**TASK OBJECTIVE**
Copy the listing below in full and skip every picture.

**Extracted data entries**

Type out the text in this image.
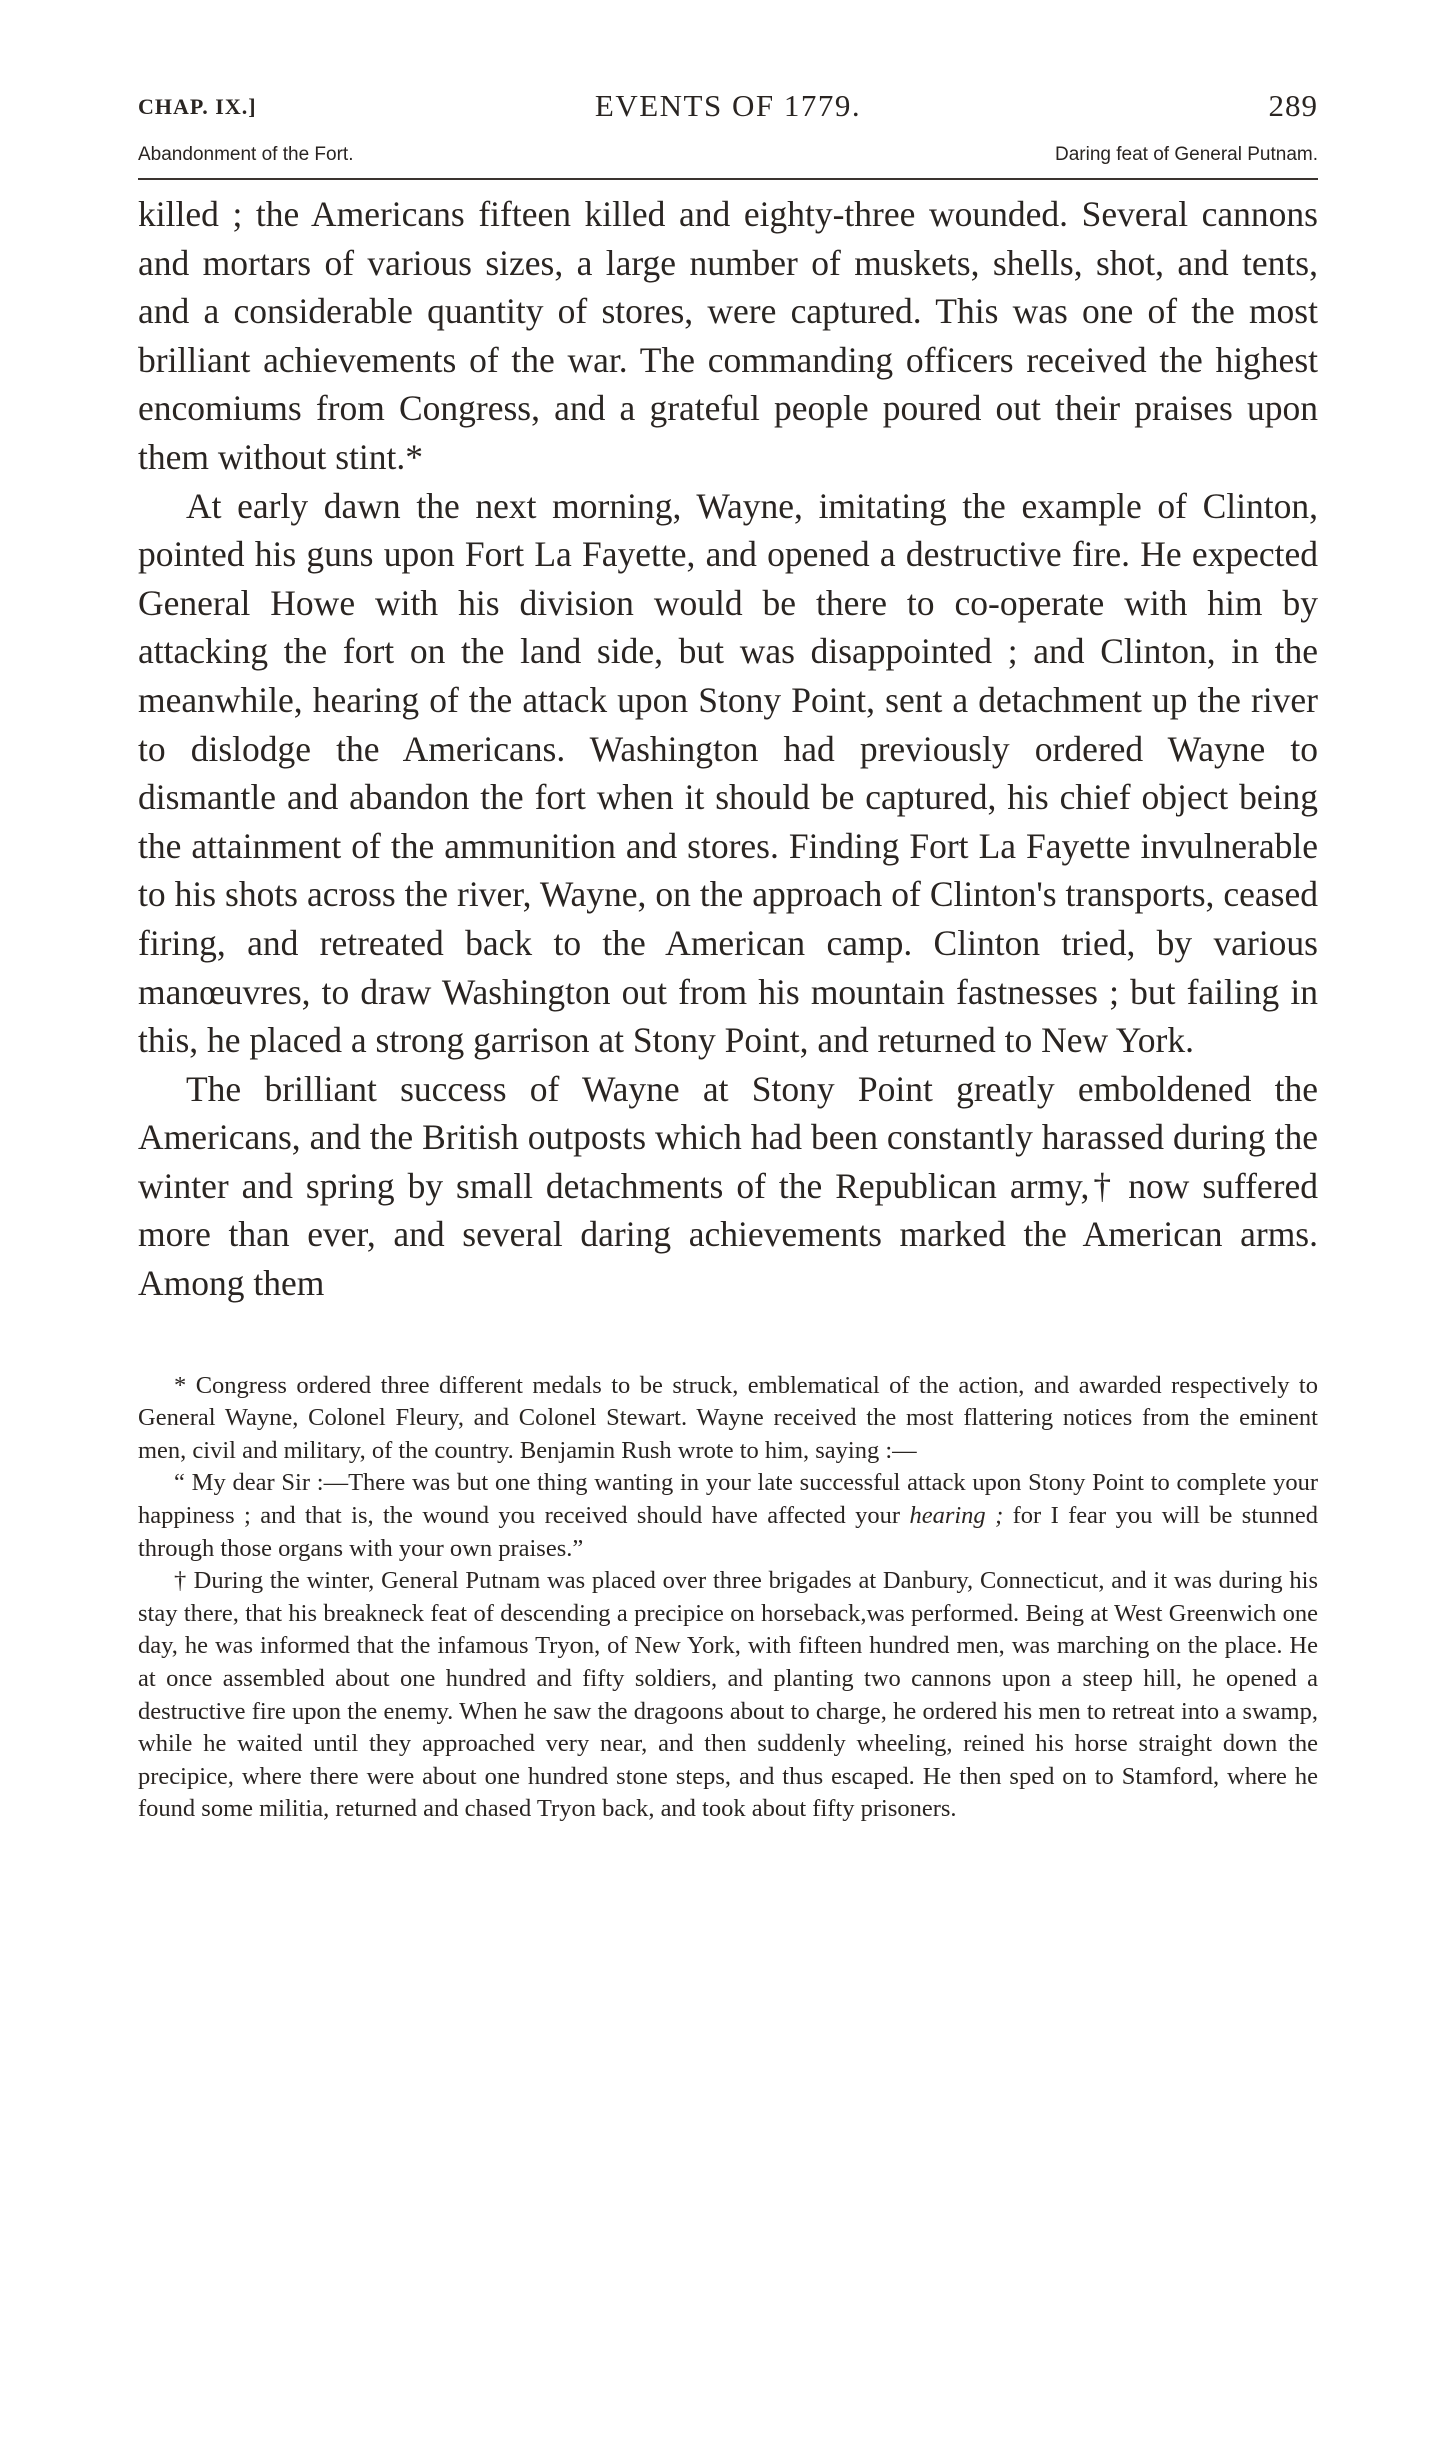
CHAP. IX.]	EVENTS OF 1779.	289
Abandonment of the Fort.	Daring feat of General Putnam.

killed ; the Americans fifteen killed and eighty-three wounded. Several cannons and mortars of various sizes, a large number of muskets, shells, shot, and tents, and a considerable quantity of stores, were captured. This was one of the most brilliant achievements of the war. The commanding officers received the highest encomiums from Congress, and a grateful people poured out their praises upon them without stint.*

At early dawn the next morning, Wayne, imitating the example of Clinton, pointed his guns upon Fort La Fayette, and opened a destructive fire. He expected General Howe with his division would be there to co-operate with him by attacking the fort on the land side, but was disappointed ; and Clinton, in the meanwhile, hearing of the attack upon Stony Point, sent a detachment up the river to dislodge the Americans. Washington had previously ordered Wayne to dismantle and abandon the fort when it should be captured, his chief object being the attainment of the ammunition and stores. Finding Fort La Fayette invulnerable to his shots across the river, Wayne, on the approach of Clinton's transports, ceased firing, and retreated back to the American camp. Clinton tried, by various manœuvres, to draw Washington out from his mountain fastnesses ; but failing in this, he placed a strong garrison at Stony Point, and returned to New York.

The brilliant success of Wayne at Stony Point greatly emboldened the Americans, and the British outposts which had been constantly harassed during the winter and spring by small detachments of the Republican army,† now suffered more than ever, and several daring achievements marked the American arms. Among them

* Congress ordered three different medals to be struck, emblematical of the action, and awarded respectively to General Wayne, Colonel Fleury, and Colonel Stewart. Wayne received the most flattering notices from the eminent men, civil and military, of the country. Benjamin Rush wrote to him, saying :—

“ My dear Sir :—There was but one thing wanting in your late successful attack upon Stony Point to complete your happiness ; and that is, the wound you received should have affected your hearing ; for I fear you will be stunned through those organs with your own praises.”

† During the winter, General Putnam was placed over three brigades at Danbury, Connecticut, and it was during his stay there, that his breakneck feat of descending a precipice on horseback,was performed. Being at West Greenwich one day, he was informed that the infamous Tryon, of New York, with fifteen hundred men, was marching on the place. He at once assembled about one hundred and fifty soldiers, and planting two cannons upon a steep hill, he opened a destructive fire upon the enemy. When he saw the dragoons about to charge, he ordered his men to retreat into a swamp, while he waited until they approached very near, and then suddenly wheeling, reined his horse straight down the precipice, where there were about one hundred stone steps, and thus escaped. He then sped on to Stamford, where he found some militia, returned and chased Tryon back, and took about fifty prisoners.
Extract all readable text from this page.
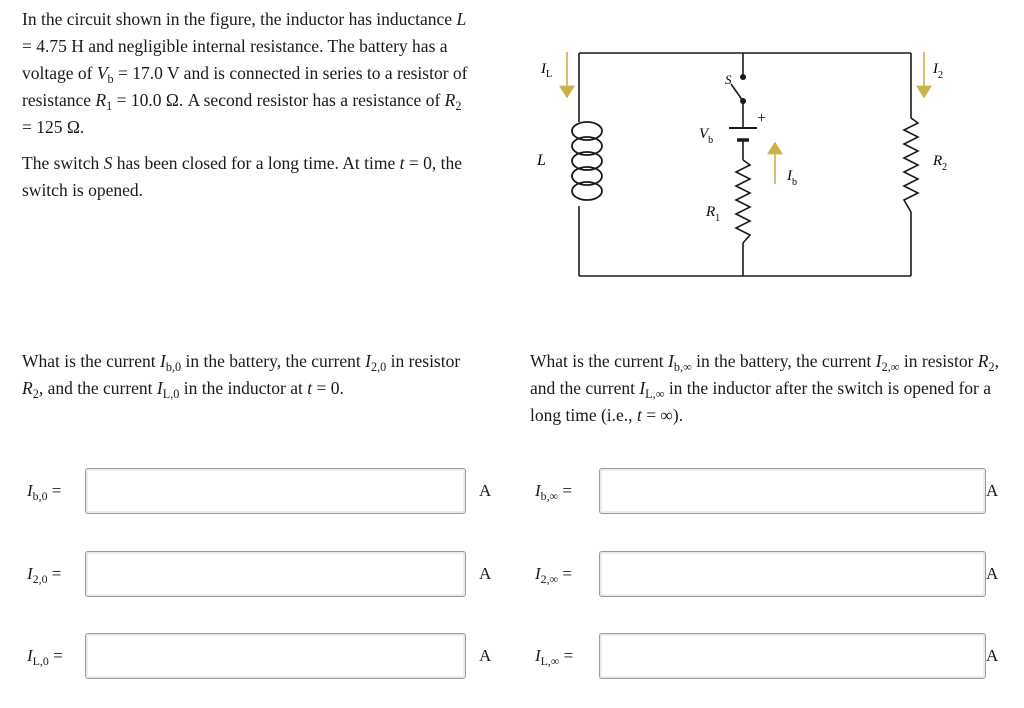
In the circuit shown in the figure, the inductor has inductance L = 4.75 H and negligible internal resistance. The battery has a voltage of $V_b = 17.0$ V and is connected in series to a resistor of resistance $R_1 = 10.0$ Ω. A second resistor has a resistance of $R_2 = 125$ Ω.

The switch S has been closed for a long time. At time t = 0, the switch is opened.

$I_L$
L
S
+
$V_b$
$I_b$
$R_1$
$I_2$
$R_2$
What is the current $I_{b,0}$ in the battery, the current $I_{2,0}$ in resistor $R_2$, and the current $I_{L,0}$ in the inductor at t = 0.
What is the current $I_{b,\infty}$ in the battery, the current $I_{2,\infty}$ in resistor $R_2$, and the current $I_{L,\infty}$ in the inductor after the switch is opened for a long time (i.e., t = ∞).
$I_{b,0}$ =	A
$I_{2,0}$ =	A
$I_{L,0}$ =	A
$I_{b,\infty}$ =	A
$I_{2,\infty}$ =	A
$I_{L,\infty}$ =	A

**TASK OUTPUT**
Type out the text in this image.
CHAP. IX.]	EVENTS OF 1779.	289
Abandonment of the Fort.	Daring feat of General Putnam.

killed ; the Americans fifteen killed and eighty-three wounded. Several cannons and mortars of various sizes, a large number of muskets, shells, shot, and tents, and a considerable quantity of stores, were captured. This was one of the most brilliant achievements of the war. The commanding officers received the highest encomiums from Congress, and a grateful people poured out their praises upon them without stint.*

At early dawn the next morning, Wayne, imitating the example of Clinton, pointed his guns upon Fort La Fayette, and opened a destructive fire. He expected General Howe with his division would be there to co-operate with him by attacking the fort on the land side, but was disappointed ; and Clinton, in the meanwhile, hearing of the attack upon Stony Point, sent a detachment up the river to dislodge the Americans. Washington had previously ordered Wayne to dismantle and abandon the fort when it should be captured, his chief object being the attainment of the ammunition and stores. Finding Fort La Fayette invulnerable to his shots across the river, Wayne, on the approach of Clinton's transports, ceased firing, and retreated back to the American camp. Clinton tried, by various manœuvres, to draw Washington out from his mountain fastnesses ; but failing in this, he placed a strong garrison at Stony Point, and returned to New York.

The brilliant success of Wayne at Stony Point greatly emboldened the Americans, and the British outposts which had been constantly harassed during the winter and spring by small detachments of the Republican army,† now suffered more than ever, and several daring achievements marked the American arms. Among them

* Congress ordered three different medals to be struck, emblematical of the action, and awarded respectively to General Wayne, Colonel Fleury, and Colonel Stewart. Wayne received the most flattering notices from the eminent men, civil and military, of the country. Benjamin Rush wrote to him, saying :—

“ My dear Sir :—There was but one thing wanting in your late successful attack upon Stony Point to complete your happiness ; and that is, the wound you received should have affected your hearing ; for I fear you will be stunned through those organs with your own praises.”

† During the winter, General Putnam was placed over three brigades at Danbury, Connecticut, and it was during his stay there, that his breakneck feat of descending a precipice on horseback,was performed. Being at West Greenwich one day, he was informed that the infamous Tryon, of New York, with fifteen hundred men, was marching on the place. He at once assembled about one hundred and fifty soldiers, and planting two cannons upon a steep hill, he opened a destructive fire upon the enemy. When he saw the dragoons about to charge, he ordered his men to retreat into a swamp, while he waited until they approached very near, and then suddenly wheeling, reined his horse straight down the precipice, where there were about one hundred stone steps, and thus escaped. He then sped on to Stamford, where he found some militia, returned and chased Tryon back, and took about fifty prisoners.
Extract all readable text from this page.
In the circuit shown in the figure, the inductor has inductance L = 4.75 H and negligible internal resistance. The battery has a voltage of $V_b = 17.0$ V and is connected in series to a resistor of resistance $R_1 = 10.0$ Ω. A second resistor has a resistance of $R_2 = 125$ Ω.

The switch S has been closed for a long time. At time t = 0, the switch is opened.

$I_L$
L
S
+
$V_b$
$I_b$
$R_1$
$I_2$
$R_2$
What is the current $I_{b,0}$ in the battery, the current $I_{2,0}$ in resistor $R_2$, and the current $I_{L,0}$ in the inductor at t = 0.
What is the current $I_{b,\infty}$ in the battery, the current $I_{2,\infty}$ in resistor $R_2$, and the current $I_{L,\infty}$ in the inductor after the switch is opened for a long time (i.e., t = ∞).
$I_{b,0}$ =	A
$I_{2,0}$ =	A
$I_{L,0}$ =	A
$I_{b,\infty}$ =	A
$I_{2,\infty}$ =	A
$I_{L,\infty}$ =	A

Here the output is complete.